TASK DESCRIPTION>
List the traits that the passage on millennial talent gives as signs that this generation prefers the human touch.

Maximizing the millennial talent: A large and growing part of the knowledge-based workforce today comprises millennials who have grown up in an age of technology but at the same time also understand and value human touch. For this generation, working along technology is perhaps less daunting than mastering the softer skills related to communication, problem-solving, and management. There are other traits too that indicate a preference for the human touch in this generation:
- Civic-minded and socially conscious: A recent analysis on the pattern of citizenship activities threw up some interesting insights. 76 percent of the total hours spent on citizenship were by millennials on career guidance for the underprivileged and environment conservation being uppermost. Clearly, this generation places a premium on community involvement to fulfill its sense of purpose.
- Preference for mentors and coaches: Millennials view real-time consultations and feedback as an opportunity to self-correct and expect informal access to their managers to serve as sounding boards.
- Flexibility and personalization in designing projects and work experiences: Flexibility is the name of the game for millennials. From craving for collaboration, team-based work projects, and an amorphous flow of information at all levels, millennials seek flexibility in the ways in which they operate and also when it comes to work experiences.

DATASET CONTENT>

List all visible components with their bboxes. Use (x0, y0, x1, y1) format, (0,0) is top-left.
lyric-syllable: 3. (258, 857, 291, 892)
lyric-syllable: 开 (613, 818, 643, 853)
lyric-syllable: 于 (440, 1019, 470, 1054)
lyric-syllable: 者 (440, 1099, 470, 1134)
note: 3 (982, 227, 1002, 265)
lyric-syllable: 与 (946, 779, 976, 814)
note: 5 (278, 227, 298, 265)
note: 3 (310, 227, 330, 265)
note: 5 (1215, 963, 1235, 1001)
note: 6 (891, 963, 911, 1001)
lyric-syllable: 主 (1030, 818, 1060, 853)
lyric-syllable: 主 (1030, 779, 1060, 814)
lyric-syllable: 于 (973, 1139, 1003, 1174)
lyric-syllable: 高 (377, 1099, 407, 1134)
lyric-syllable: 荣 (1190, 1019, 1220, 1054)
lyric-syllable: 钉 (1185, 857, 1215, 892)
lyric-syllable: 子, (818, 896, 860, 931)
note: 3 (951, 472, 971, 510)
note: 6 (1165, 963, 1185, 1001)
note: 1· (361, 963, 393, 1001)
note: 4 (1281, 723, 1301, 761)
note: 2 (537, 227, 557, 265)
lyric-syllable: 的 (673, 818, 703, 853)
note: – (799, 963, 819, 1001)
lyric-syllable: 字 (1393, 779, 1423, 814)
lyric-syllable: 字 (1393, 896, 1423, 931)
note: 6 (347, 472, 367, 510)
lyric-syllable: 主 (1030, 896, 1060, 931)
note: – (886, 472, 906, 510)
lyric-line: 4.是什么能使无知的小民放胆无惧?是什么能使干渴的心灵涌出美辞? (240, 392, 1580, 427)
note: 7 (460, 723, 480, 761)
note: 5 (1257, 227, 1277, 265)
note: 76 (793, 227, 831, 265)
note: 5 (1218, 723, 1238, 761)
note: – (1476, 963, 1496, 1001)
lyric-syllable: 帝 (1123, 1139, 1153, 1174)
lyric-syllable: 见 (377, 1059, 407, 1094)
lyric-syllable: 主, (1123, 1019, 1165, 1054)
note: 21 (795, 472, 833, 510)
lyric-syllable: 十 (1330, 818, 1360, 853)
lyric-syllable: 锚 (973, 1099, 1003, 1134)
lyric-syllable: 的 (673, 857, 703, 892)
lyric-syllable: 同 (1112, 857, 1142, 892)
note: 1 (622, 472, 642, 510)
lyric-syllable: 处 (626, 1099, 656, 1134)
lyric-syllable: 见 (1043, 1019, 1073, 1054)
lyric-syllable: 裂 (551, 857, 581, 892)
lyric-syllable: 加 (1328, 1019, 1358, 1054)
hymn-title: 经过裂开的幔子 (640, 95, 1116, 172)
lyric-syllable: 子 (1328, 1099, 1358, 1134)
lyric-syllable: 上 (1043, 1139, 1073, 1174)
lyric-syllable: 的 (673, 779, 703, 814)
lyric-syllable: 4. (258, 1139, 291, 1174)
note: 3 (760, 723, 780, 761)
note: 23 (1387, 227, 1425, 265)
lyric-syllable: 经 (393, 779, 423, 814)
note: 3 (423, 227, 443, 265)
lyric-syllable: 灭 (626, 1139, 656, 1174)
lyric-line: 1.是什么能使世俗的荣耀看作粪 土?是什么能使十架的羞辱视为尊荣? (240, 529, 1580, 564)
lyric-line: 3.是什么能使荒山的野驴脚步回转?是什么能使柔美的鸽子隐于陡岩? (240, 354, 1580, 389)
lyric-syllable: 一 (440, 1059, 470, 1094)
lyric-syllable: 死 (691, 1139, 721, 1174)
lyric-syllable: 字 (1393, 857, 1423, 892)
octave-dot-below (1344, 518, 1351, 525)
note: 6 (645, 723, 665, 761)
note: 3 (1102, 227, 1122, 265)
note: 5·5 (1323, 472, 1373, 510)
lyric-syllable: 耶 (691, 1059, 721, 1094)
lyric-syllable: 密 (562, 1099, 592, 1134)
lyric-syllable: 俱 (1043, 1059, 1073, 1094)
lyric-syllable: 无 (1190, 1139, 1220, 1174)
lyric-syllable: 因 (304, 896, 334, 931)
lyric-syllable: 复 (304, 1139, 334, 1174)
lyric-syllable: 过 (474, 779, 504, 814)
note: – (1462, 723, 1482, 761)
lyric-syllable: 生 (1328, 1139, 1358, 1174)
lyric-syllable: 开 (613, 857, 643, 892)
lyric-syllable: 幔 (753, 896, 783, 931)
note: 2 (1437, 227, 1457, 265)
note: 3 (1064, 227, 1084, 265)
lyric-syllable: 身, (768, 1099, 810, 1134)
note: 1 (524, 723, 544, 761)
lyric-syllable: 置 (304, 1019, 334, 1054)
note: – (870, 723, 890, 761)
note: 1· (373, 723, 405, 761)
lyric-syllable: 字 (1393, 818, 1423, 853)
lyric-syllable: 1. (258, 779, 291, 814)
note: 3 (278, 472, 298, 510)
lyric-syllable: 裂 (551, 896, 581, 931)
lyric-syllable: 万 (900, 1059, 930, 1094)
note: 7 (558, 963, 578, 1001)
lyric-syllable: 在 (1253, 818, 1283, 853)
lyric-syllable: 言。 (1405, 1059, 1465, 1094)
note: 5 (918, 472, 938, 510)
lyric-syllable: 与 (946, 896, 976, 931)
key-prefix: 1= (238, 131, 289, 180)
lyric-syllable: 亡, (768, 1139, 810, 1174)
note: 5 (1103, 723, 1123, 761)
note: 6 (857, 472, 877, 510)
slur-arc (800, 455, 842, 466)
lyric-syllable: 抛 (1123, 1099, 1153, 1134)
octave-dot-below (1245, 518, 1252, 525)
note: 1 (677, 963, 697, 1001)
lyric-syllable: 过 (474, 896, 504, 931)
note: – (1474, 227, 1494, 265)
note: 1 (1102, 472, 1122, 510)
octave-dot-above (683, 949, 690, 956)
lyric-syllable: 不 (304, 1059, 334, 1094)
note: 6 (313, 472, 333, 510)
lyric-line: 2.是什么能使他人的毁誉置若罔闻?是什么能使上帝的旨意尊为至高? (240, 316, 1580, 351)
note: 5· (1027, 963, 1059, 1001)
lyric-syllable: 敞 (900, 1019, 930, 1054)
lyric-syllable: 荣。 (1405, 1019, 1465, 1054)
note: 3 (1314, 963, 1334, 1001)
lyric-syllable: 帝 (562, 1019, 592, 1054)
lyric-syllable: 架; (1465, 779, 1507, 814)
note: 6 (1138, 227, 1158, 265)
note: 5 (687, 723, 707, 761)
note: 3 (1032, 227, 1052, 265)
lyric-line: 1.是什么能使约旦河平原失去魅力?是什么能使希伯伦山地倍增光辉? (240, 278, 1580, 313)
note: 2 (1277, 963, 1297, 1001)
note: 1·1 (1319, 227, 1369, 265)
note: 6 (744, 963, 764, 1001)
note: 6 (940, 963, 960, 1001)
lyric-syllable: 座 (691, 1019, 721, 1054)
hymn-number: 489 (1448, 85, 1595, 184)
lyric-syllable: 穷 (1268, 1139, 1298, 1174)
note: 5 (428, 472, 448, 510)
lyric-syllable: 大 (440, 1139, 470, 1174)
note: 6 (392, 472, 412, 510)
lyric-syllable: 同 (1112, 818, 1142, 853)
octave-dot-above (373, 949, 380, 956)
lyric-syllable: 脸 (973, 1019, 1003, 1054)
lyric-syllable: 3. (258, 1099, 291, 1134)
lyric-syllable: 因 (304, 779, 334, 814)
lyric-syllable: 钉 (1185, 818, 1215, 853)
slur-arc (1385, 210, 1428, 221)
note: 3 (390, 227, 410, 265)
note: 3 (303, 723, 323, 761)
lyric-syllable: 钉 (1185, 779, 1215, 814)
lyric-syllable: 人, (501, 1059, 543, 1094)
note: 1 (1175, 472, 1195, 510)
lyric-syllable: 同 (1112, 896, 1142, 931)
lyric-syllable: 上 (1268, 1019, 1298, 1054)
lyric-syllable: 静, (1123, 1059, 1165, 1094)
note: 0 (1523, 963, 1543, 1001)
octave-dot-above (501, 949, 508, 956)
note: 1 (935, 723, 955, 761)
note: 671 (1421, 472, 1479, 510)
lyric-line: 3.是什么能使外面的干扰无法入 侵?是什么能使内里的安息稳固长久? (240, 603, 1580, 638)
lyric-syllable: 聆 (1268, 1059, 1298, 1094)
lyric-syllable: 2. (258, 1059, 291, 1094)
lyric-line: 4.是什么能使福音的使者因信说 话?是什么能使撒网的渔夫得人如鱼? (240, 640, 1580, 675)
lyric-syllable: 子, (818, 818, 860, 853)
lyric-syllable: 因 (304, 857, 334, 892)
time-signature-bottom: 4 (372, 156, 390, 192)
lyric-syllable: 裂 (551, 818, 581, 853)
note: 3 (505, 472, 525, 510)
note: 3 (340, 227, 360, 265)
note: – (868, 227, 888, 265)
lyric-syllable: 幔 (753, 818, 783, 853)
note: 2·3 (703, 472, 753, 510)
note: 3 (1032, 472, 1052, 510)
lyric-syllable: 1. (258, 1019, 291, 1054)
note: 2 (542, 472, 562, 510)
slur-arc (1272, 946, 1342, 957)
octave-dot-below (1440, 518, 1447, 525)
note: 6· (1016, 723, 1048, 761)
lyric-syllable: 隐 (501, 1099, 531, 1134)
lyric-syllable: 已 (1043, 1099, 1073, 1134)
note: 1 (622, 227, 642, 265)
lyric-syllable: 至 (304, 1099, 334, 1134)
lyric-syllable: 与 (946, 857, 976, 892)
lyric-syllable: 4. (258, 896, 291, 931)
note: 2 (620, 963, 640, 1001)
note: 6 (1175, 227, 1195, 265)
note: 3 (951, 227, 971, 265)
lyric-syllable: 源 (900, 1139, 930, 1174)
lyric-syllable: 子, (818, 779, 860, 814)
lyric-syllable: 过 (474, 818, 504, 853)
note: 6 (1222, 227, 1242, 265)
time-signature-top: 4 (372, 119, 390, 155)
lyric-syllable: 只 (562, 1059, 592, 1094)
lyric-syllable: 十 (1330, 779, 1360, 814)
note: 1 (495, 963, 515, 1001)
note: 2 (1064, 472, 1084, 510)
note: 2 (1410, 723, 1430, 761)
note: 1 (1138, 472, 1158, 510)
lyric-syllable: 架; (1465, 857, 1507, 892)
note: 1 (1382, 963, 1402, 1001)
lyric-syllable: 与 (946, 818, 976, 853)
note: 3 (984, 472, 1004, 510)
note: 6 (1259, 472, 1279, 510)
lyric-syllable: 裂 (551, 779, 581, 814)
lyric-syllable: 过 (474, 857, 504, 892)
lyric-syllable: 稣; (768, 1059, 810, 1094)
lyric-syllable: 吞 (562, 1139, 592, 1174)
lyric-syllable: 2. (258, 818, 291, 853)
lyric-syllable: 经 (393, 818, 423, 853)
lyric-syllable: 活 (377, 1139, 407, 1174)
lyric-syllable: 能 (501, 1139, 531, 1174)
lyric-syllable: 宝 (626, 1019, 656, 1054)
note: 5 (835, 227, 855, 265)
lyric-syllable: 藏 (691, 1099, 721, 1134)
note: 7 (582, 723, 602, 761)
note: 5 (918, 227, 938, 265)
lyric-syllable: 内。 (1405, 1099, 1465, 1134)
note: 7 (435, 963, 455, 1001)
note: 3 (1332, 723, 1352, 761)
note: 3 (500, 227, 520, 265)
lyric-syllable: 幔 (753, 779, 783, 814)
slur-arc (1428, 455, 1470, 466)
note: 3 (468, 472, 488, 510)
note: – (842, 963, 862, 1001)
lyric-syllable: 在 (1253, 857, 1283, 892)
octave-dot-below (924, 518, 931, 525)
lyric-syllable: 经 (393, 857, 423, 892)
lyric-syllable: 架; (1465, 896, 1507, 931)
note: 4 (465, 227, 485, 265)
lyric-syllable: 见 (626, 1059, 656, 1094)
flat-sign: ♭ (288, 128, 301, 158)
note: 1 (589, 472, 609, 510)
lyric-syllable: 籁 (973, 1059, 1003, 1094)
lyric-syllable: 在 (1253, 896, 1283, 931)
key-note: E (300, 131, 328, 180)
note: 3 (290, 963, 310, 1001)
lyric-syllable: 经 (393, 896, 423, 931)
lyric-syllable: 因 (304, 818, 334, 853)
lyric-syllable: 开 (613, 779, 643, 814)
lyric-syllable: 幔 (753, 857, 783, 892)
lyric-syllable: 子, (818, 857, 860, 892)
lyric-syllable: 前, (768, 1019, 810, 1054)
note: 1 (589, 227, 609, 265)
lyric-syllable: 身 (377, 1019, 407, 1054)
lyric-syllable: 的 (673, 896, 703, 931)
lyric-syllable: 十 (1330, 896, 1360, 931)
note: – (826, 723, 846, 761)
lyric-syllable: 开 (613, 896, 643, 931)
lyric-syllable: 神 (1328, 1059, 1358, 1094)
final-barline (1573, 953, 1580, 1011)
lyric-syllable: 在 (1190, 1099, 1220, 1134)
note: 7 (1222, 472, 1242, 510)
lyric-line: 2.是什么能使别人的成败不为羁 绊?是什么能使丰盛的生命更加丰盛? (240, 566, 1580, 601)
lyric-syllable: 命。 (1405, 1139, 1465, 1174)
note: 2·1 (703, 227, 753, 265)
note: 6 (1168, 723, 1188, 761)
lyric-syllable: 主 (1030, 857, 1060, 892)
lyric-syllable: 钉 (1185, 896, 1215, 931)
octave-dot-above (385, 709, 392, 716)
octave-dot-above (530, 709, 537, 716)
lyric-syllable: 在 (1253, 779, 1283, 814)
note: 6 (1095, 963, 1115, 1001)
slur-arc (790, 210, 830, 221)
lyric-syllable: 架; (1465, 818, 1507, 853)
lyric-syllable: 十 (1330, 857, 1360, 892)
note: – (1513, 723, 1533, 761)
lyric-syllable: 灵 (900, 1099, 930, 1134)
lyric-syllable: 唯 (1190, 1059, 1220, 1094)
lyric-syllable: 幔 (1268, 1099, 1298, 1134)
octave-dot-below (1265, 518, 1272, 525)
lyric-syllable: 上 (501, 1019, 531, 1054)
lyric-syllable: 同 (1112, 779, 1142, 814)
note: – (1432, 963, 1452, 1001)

SOLUTION TO THIS PROBLEM>
- Civic-minded and socially conscious
- Preference for mentors and coaches
- Flexibility and personalization in designing projects and work experiences